▶ **Work instructions**: Show every line in the entries below where the word "труда" appears.

▶ **Dataset records**:
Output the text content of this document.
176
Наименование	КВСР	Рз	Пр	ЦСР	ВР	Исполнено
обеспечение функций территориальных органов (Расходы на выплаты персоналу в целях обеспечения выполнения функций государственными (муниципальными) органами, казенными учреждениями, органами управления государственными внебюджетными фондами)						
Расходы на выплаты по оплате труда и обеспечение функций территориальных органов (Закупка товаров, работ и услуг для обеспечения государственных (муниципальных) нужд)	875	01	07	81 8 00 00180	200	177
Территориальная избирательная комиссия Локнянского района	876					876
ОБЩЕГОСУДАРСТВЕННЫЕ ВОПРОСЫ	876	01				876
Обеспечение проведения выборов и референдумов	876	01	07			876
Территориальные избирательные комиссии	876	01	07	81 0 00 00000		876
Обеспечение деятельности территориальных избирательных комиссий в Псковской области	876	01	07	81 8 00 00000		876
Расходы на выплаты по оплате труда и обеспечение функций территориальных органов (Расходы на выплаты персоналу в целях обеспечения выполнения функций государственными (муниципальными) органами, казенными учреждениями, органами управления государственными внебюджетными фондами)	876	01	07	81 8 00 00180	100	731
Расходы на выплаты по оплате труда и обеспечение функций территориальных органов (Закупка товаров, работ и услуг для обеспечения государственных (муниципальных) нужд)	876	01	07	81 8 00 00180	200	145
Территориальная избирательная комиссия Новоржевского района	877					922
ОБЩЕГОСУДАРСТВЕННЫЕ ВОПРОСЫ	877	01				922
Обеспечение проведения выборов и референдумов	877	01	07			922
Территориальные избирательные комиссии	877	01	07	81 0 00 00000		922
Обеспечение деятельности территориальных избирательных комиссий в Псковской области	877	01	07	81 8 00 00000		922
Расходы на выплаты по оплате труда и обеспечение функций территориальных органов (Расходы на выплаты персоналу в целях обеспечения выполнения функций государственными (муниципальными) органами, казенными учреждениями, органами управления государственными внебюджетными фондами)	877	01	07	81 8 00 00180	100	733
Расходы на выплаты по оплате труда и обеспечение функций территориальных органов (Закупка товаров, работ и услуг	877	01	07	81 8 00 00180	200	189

▶ **In response**:
Расходы на выплаты по оплате труда и обеспечение функций территориальных органов (Закупка товаров, работ и услуг для обеспечения государственных (муниципальных) нужд)	875	01	07	81 8 00 00180	200	177
Расходы на выплаты по оплате труда и обеспечение функций территориальных органов (Расходы на выплаты персоналу в целях обеспечения выполнения функций государственными (муниципальными) органами, казенными учреждениями, органами управления государственными внебюджетными фондами)	876	01	07	81 8 00 00180	100	731
Расходы на выплаты по оплате труда и обеспечение функций территориальных органов (Закупка товаров, работ и услуг для обеспечения государственных (муниципальных) нужд)	876	01	07	81 8 00 00180	200	145
Расходы на выплаты по оплате труда и обеспечение функций территориальных органов (Расходы на выплаты персоналу в целях обеспечения выполнения функций государственными (муниципальными) органами, казенными учреждениями, органами управления государственными внебюджетными фондами)	877	01	07	81 8 00 00180	100	733
Расходы на выплаты по оплате труда и обеспечение функций территориальных органов (Закупка товаров, работ и услуг	877	01	07	81 8 00 00180	200	189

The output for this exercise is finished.